▶ _Given entries_
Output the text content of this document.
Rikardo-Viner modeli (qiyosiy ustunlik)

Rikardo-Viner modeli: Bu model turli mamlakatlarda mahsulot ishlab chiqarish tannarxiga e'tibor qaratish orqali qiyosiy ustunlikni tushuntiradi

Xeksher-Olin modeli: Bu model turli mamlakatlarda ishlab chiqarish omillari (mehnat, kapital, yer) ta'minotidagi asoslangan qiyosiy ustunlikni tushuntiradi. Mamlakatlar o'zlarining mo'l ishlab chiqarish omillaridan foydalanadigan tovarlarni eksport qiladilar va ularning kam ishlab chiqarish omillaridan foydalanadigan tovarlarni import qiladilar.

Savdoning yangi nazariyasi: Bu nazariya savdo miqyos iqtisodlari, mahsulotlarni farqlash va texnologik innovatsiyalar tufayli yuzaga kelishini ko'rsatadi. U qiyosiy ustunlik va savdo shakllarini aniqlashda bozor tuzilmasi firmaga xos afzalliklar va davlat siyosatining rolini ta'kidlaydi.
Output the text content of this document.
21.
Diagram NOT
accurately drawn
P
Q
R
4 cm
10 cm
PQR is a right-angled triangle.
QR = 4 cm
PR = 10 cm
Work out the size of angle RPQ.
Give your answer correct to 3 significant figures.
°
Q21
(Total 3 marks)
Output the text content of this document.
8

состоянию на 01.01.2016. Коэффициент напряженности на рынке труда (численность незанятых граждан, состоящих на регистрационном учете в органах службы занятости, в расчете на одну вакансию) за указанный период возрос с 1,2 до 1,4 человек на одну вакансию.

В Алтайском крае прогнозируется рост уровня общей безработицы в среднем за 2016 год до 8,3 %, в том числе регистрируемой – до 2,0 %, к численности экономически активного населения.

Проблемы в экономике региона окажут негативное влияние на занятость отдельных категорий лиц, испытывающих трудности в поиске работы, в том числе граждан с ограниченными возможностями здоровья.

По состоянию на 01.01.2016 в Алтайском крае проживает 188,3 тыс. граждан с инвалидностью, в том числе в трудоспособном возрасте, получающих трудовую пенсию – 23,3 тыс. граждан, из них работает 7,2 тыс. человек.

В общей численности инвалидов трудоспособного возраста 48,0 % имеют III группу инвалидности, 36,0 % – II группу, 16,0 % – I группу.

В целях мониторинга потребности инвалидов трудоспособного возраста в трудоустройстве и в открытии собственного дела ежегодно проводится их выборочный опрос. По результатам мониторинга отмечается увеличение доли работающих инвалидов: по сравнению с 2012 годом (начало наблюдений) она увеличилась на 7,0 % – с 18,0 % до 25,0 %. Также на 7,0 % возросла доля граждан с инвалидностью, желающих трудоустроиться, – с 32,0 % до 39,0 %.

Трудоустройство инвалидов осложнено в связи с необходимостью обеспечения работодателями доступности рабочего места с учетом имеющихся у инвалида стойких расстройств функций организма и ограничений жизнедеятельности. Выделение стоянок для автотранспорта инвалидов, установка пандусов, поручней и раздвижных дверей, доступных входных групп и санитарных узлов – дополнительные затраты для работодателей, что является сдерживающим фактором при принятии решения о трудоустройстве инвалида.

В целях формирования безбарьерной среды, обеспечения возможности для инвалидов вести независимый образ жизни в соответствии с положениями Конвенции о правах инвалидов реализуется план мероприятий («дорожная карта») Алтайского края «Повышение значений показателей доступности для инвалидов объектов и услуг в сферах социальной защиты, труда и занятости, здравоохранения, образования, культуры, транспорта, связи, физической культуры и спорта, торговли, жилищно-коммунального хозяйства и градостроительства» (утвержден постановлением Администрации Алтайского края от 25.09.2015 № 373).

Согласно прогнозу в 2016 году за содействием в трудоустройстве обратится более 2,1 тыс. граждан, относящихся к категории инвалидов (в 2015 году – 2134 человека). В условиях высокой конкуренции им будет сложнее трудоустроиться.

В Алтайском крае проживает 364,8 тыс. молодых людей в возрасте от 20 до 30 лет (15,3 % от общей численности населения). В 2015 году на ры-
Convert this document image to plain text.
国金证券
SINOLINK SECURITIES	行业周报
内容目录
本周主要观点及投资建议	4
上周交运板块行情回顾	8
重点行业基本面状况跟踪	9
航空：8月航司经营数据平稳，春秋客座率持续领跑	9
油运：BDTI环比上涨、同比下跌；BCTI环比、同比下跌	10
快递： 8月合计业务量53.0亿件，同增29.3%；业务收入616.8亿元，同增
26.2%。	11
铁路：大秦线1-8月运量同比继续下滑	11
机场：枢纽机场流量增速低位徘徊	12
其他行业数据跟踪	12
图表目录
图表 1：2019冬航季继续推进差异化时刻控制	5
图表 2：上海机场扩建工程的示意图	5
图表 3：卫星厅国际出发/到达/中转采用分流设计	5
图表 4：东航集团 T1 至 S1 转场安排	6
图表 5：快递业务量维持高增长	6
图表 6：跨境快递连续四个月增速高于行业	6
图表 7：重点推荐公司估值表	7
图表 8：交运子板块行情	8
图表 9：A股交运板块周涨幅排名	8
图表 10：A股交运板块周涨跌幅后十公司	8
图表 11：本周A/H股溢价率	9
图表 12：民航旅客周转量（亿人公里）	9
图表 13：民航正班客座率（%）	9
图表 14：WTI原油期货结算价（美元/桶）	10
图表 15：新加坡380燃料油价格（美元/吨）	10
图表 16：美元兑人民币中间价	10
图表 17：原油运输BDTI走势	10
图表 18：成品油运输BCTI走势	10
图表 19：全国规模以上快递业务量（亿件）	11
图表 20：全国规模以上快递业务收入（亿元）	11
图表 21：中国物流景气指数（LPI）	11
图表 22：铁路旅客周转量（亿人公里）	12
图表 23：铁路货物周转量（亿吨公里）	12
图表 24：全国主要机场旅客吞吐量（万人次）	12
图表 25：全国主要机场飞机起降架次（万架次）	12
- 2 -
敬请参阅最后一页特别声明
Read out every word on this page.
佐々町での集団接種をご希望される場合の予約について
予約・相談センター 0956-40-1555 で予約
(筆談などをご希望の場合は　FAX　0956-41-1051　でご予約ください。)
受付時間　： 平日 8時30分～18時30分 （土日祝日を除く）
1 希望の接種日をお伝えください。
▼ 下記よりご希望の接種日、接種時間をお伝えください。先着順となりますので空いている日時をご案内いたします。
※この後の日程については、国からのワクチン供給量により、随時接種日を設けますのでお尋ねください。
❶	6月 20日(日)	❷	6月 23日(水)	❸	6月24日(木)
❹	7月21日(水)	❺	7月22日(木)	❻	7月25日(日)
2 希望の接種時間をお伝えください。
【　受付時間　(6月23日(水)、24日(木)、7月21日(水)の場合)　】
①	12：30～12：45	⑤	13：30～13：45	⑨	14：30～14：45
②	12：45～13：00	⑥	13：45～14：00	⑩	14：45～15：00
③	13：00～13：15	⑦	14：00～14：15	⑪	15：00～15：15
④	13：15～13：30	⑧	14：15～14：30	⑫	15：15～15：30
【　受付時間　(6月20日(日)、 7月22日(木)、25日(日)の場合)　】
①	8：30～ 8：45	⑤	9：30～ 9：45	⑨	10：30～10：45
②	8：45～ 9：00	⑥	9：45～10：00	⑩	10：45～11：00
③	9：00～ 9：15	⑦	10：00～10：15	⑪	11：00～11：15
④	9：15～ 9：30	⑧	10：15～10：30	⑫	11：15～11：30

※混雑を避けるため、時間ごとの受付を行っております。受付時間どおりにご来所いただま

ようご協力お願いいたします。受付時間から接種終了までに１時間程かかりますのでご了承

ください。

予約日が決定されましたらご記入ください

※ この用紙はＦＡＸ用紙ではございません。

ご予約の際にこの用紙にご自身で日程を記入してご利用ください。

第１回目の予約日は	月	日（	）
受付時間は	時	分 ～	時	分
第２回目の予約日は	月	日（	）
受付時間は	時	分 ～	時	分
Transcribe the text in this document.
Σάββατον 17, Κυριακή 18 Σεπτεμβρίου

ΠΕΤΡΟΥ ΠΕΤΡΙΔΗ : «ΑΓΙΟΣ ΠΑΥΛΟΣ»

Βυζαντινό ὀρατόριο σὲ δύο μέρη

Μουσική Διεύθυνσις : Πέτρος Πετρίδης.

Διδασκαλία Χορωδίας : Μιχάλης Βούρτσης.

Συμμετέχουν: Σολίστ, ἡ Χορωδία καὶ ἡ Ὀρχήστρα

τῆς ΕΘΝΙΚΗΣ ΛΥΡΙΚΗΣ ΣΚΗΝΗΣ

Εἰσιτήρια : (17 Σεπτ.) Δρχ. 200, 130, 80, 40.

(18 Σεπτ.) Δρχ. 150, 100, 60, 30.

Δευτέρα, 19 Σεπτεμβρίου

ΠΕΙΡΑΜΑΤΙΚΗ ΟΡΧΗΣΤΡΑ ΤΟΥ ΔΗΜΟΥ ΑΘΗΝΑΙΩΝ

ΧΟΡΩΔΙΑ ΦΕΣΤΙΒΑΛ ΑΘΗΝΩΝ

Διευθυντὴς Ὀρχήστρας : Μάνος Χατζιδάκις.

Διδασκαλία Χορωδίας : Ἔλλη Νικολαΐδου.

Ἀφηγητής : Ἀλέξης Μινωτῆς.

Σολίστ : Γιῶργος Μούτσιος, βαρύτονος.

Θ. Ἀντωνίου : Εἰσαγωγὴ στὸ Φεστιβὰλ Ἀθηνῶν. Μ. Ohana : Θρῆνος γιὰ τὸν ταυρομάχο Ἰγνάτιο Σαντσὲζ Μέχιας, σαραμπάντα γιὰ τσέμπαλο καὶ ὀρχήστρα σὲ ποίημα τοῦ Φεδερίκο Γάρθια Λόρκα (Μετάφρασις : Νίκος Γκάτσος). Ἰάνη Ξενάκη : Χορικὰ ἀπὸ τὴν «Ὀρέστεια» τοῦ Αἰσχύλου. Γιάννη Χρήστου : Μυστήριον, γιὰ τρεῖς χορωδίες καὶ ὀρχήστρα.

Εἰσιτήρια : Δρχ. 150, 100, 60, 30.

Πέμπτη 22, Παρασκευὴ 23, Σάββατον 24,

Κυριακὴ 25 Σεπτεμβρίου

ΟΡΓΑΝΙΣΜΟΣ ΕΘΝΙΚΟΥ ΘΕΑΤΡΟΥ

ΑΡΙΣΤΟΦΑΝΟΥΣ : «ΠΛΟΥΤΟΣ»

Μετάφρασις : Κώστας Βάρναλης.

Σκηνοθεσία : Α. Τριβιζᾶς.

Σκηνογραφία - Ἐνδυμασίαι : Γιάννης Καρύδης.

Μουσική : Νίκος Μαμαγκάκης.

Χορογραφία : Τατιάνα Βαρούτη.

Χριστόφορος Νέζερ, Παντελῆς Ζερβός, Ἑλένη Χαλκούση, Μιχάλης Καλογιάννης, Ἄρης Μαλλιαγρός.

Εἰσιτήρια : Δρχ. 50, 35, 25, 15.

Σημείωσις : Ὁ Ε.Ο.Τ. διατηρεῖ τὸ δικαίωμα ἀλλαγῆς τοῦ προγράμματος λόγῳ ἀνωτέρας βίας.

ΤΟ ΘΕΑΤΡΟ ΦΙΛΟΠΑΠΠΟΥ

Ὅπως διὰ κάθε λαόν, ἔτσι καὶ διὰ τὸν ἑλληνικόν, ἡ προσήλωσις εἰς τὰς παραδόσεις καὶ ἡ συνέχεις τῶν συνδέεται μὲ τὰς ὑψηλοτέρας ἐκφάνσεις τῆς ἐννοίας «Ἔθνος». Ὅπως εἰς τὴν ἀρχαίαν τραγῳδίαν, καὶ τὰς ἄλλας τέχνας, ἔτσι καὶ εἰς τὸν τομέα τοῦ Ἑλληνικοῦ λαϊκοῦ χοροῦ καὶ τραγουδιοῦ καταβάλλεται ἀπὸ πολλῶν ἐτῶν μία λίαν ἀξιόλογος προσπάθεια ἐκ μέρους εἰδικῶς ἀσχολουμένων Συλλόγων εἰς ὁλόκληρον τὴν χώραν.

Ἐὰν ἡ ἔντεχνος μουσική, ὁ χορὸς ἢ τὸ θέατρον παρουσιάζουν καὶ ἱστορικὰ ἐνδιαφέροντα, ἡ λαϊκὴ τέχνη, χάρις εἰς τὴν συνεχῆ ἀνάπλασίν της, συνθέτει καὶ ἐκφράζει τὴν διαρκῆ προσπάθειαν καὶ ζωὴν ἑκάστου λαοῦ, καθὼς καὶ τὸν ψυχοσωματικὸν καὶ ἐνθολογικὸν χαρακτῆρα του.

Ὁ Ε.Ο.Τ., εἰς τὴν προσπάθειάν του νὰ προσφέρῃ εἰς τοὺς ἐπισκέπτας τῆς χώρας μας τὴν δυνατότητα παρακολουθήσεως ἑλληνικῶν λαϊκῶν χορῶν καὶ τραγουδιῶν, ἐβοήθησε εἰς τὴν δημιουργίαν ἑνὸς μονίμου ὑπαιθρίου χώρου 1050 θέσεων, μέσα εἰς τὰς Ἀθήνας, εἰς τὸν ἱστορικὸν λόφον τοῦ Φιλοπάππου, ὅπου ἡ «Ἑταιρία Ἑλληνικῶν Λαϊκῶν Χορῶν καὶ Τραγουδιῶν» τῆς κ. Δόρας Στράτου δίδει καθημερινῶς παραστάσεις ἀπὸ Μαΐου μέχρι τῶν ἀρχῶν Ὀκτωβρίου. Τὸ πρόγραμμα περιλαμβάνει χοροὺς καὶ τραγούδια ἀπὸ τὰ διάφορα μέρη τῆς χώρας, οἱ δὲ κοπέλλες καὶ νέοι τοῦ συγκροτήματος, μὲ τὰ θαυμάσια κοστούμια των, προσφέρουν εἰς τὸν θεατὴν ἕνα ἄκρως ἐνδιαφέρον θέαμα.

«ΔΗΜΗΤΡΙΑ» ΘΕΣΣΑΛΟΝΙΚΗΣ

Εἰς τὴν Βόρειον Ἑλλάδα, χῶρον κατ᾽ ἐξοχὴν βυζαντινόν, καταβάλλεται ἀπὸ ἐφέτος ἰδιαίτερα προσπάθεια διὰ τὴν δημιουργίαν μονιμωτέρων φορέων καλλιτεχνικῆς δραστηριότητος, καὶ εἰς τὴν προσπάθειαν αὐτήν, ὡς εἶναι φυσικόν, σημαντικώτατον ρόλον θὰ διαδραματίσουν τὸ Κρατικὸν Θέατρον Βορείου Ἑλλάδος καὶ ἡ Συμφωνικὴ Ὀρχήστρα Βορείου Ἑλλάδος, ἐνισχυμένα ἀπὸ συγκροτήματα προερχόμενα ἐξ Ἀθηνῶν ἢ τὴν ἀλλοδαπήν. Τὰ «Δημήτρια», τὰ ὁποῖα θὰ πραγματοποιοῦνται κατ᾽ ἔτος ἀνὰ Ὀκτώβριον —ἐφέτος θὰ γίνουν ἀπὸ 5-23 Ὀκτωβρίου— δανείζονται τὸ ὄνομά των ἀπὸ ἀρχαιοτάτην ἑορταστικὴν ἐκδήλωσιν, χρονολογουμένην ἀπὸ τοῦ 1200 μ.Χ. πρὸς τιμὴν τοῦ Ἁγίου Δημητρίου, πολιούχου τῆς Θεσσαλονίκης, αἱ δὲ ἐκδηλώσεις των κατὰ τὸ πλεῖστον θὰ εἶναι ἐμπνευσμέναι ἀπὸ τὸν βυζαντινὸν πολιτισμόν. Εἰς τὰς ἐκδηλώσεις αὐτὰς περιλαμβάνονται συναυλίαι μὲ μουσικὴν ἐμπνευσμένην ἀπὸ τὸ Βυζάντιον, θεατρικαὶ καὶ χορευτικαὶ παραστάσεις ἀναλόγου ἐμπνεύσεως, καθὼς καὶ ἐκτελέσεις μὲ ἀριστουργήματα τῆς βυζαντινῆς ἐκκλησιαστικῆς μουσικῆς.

▶ _Task statement_
From the entries above, collect every line with the string "граждан" in it.

▶ _The result_
состоянию на 01.01.2016. Коэффициент напряженности на рынке труда (численность незанятых граждан, состоящих на регистрационном учете в органах службы занятости, в расчете на одну вакансию) за указанный период возрос с 1,2 до 1,4 человек на одну вакансию.
Проблемы в экономике региона окажут негативное влияние на занятость отдельных категорий лиц, испытывающих трудности в поиске работы, в том числе граждан с ограниченными возможностями здоровья.
По состоянию на 01.01.2016 в Алтайском крае проживает 188,3 тыс. граждан с инвалидностью, в том числе в трудоспособном возрасте, получающих трудовую пенсию – 23,3 тыс. граждан, из них работает 7,2 тыс. человек.
В целях мониторинга потребности инвалидов трудоспособного возраста в трудоустройстве и в открытии собственного дела ежегодно проводится их выборочный опрос. По результатам мониторинга отмечается увеличение доли работающих инвалидов: по сравнению с 2012 годом (начало наблюдений) она увеличилась на 7,0 % – с 18,0 % до 25,0 %. Также на 7,0 % возросла доля граждан с инвалидностью, желающих трудоустроиться, – с 32,0 % до 39,0 %.
Согласно прогнозу в 2016 году за содействием в трудоустройстве обратится более 2,1 тыс. граждан, относящихся к категории инвалидов (в 2015 году – 2134 человека). В условиях высокой конкуренции им будет сложнее трудоустроиться.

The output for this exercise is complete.